** START **
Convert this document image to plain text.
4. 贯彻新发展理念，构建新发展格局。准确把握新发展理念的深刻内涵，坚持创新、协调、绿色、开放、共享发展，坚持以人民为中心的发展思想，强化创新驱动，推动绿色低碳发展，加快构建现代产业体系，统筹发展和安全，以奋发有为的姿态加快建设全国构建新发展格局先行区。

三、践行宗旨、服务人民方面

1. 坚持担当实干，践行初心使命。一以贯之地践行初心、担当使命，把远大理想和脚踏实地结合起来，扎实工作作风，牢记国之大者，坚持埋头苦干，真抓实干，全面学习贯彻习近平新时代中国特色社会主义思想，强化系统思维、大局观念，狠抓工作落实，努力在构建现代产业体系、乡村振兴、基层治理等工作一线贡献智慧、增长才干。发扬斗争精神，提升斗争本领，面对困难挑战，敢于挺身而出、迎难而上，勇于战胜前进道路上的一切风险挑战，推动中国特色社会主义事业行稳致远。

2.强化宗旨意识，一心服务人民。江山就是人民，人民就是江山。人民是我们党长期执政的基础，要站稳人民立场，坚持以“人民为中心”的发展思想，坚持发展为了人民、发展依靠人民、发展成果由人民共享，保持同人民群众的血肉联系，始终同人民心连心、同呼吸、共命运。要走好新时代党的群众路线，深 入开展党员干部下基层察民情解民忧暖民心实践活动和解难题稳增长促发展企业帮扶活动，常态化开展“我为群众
** END **
◆ **AIM**
Every entry must be output again, exactly as written above.

◆ **ANSWER FOR THE TASK**
Convert this document image to plain text.
4. 贯彻新发展理念，构建新发展格局。准确把握新发展理念的深刻内涵，坚持创新、协调、绿色、开放、共享发展，坚持以人民为中心的发展思想，强化创新驱动，推动绿色低碳发展，加快构建现代产业体系，统筹发展和安全，以奋发有为的姿态加快建设全国构建新发展格局先行区。

三、践行宗旨、服务人民方面

1. 坚持担当实干，践行初心使命。一以贯之地践行初心、担当使命，把远大理想和脚踏实地结合起来，扎实工作作风，牢记国之大者，坚持埋头苦干，真抓实干，全面学习贯彻习近平新时代中国特色社会主义思想，强化系统思维、大局观念，狠抓工作落实，努力在构建现代产业体系、乡村振兴、基层治理等工作一线贡献智慧、增长才干。发扬斗争精神，提升斗争本领，面对困难挑战，敢于挺身而出、迎难而上，勇于战胜前进道路上的一切风险挑战，推动中国特色社会主义事业行稳致远。

2.强化宗旨意识，一心服务人民。江山就是人民，人民就是江山。人民是我们党长期执政的基础，要站稳人民立场，坚持以“人民为中心”的发展思想，坚持发展为了人民、发展依靠人民、发展成果由人民共享，保持同人民群众的血肉联系，始终同人民心连心、同呼吸、共命运。要走好新时代党的群众路线，深 入开展党员干部下基层察民情解民忧暖民心实践活动和解难题稳增长促发展企业帮扶活动，常态化开展“我为群众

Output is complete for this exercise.